WRITTEN PROBLEM =>
Please transcribe the records precisely; pictures stay out of your copy.

DATA FOR THE TASK =>
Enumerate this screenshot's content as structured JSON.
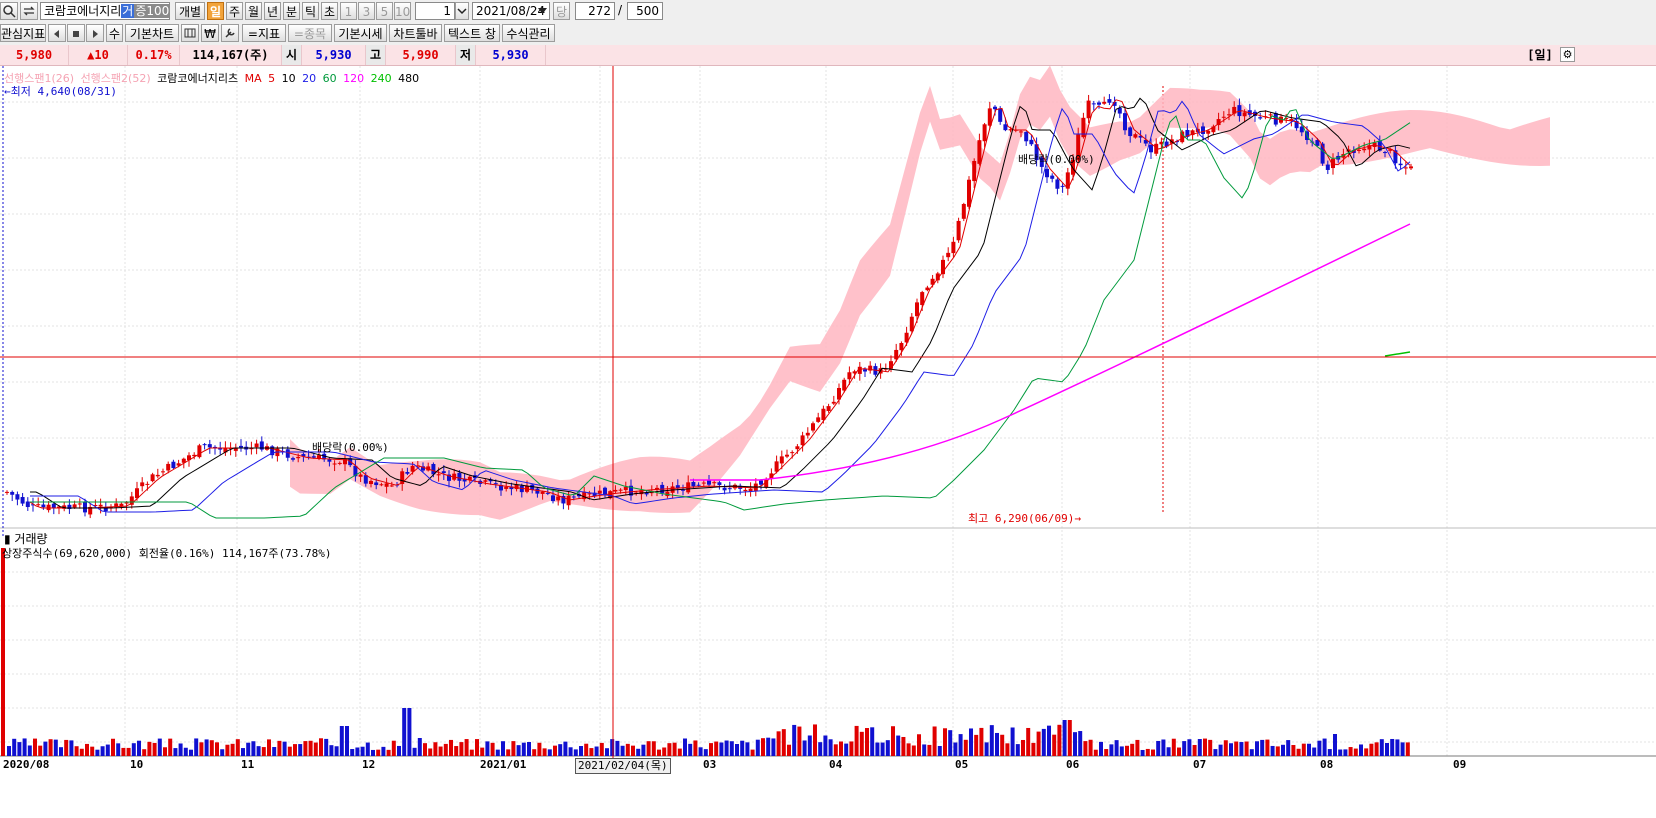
{
  "toolbar1": {
    "stock_name": "코람코에너지리",
    "tag_geo": "거",
    "tag_jeung": "증100",
    "btn_individual": "개별",
    "periods": [
      "일",
      "주",
      "월",
      "년",
      "분",
      "틱",
      "초"
    ],
    "period_selected": "일",
    "nums": [
      "1",
      "3",
      "5",
      "10"
    ],
    "interval_value": "1",
    "date_value": "2021/08/24",
    "date_btn": "당",
    "count_value": "272",
    "slash": "/",
    "total_value": "500"
  },
  "toolbar2": {
    "watchlist": "관심지표",
    "su": "수",
    "basic_chart": "기본차트",
    "won": "₩",
    "indicator": "=지표",
    "stocks": "=종목",
    "basic_quote": "기본시세",
    "chart_toolbar": "차트툴바",
    "text_window": "텍스트 창",
    "formula_mgmt": "수식관리"
  },
  "quote": {
    "price": "5,980",
    "change": "▲10",
    "change_pct": "0.17%",
    "volume": "114,167(주)",
    "open_label": "시",
    "open": "5,930",
    "high_label": "고",
    "high": "5,990",
    "low_label": "저",
    "low": "5,930",
    "period_tag": "[일]"
  },
  "legend": {
    "span1": "선행스팬1(26)",
    "span2": "선행스팬2(52)",
    "stock": "코람코에너지리츠",
    "ma_label": "MA",
    "ma5": "5",
    "ma10": "10",
    "ma20": "20",
    "ma60": "60",
    "ma120": "120",
    "ma240": "240",
    "ma480": "480"
  },
  "annotations": {
    "low": "←최저 4,640(08/31)",
    "high": "최고 6,290(06/09)→",
    "dividend1": "배당락(0.00%)",
    "dividend2": "배당락(0.00%)"
  },
  "volume_panel": {
    "title": "거래량",
    "info": "상장주식수(69,620,000) 회전율(0.16%) 114,167주(73.78%)"
  },
  "x_axis": {
    "labels": [
      "2020/08",
      "10",
      "11",
      "12",
      "2021/01",
      "03",
      "04",
      "05",
      "06",
      "07",
      "08",
      "09"
    ],
    "cursor_date": "2021/02/04(목)"
  },
  "colors": {
    "up": "#e00000",
    "down": "#1010d0",
    "ma5": "#e00000",
    "ma10": "#000000",
    "ma20": "#1e1ee6",
    "ma60": "#009a3c",
    "ma120": "#ff00ff",
    "ma240": "#00c000",
    "cloud": "#ffb6c1"
  },
  "chart_data": {
    "type": "candlestick",
    "period": "daily",
    "visible_high": {
      "price": 6290,
      "date": "06/09"
    },
    "visible_low": {
      "price": 4640,
      "date": "08/31"
    },
    "last": {
      "price": 5980,
      "open": 5930,
      "high": 5990,
      "low": 5930,
      "volume": 114167
    },
    "series": [
      "MA 5",
      "MA 10",
      "MA 20",
      "MA 60",
      "MA 120",
      "MA 240",
      "MA 480"
    ],
    "grid": true
  }
}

WRITTEN ANSWER =>
Enumerate this screenshot's content as structured JSON.
{
  "toolbar1": {
    "stock_name": "코람코에너지리",
    "tag_geo": "거",
    "tag_jeung": "증100",
    "btn_individual": "개별",
    "periods": [
      "일",
      "주",
      "월",
      "년",
      "분",
      "틱",
      "초"
    ],
    "period_selected": "일",
    "nums": [
      "1",
      "3",
      "5",
      "10"
    ],
    "interval_value": "1",
    "date_value": "2021/08/24",
    "date_btn": "당",
    "count_value": "272",
    "slash": "/",
    "total_value": "500"
  },
  "toolbar2": {
    "watchlist": "관심지표",
    "su": "수",
    "basic_chart": "기본차트",
    "won": "₩",
    "indicator": "=지표",
    "stocks": "=종목",
    "basic_quote": "기본시세",
    "chart_toolbar": "차트툴바",
    "text_window": "텍스트 창",
    "formula_mgmt": "수식관리"
  },
  "quote": {
    "price": "5,980",
    "change": "▲10",
    "change_pct": "0.17%",
    "volume": "114,167(주)",
    "open_label": "시",
    "open": "5,930",
    "high_label": "고",
    "high": "5,990",
    "low_label": "저",
    "low": "5,930",
    "period_tag": "[일]"
  },
  "legend": {
    "span1": "선행스팬1(26)",
    "span2": "선행스팬2(52)",
    "stock": "코람코에너지리츠",
    "ma_label": "MA",
    "ma5": "5",
    "ma10": "10",
    "ma20": "20",
    "ma60": "60",
    "ma120": "120",
    "ma240": "240",
    "ma480": "480"
  },
  "annotations": {
    "low": "←최저 4,640(08/31)",
    "high": "최고 6,290(06/09)→",
    "dividend1": "배당락(0.00%)",
    "dividend2": "배당락(0.00%)"
  },
  "volume_panel": {
    "title": "거래량",
    "info": "상장주식수(69,620,000) 회전율(0.16%) 114,167주(73.78%)"
  },
  "x_axis": {
    "labels": [
      "2020/08",
      "10",
      "11",
      "12",
      "2021/01",
      "03",
      "04",
      "05",
      "06",
      "07",
      "08",
      "09"
    ],
    "cursor_date": "2021/02/04(목)"
  },
  "colors": {
    "up": "#e00000",
    "down": "#1010d0",
    "ma5": "#e00000",
    "ma10": "#000000",
    "ma20": "#1e1ee6",
    "ma60": "#009a3c",
    "ma120": "#ff00ff",
    "ma240": "#00c000",
    "cloud": "#ffb6c1"
  },
  "chart_data": {
    "type": "candlestick",
    "period": "daily",
    "visible_high": {
      "price": 6290,
      "date": "06/09"
    },
    "visible_low": {
      "price": 4640,
      "date": "08/31"
    },
    "last": {
      "price": 5980,
      "open": 5930,
      "high": 5990,
      "low": 5930,
      "volume": 114167
    },
    "series": [
      "MA 5",
      "MA 10",
      "MA 20",
      "MA 60",
      "MA 120",
      "MA 240",
      "MA 480"
    ],
    "grid": true
  }
}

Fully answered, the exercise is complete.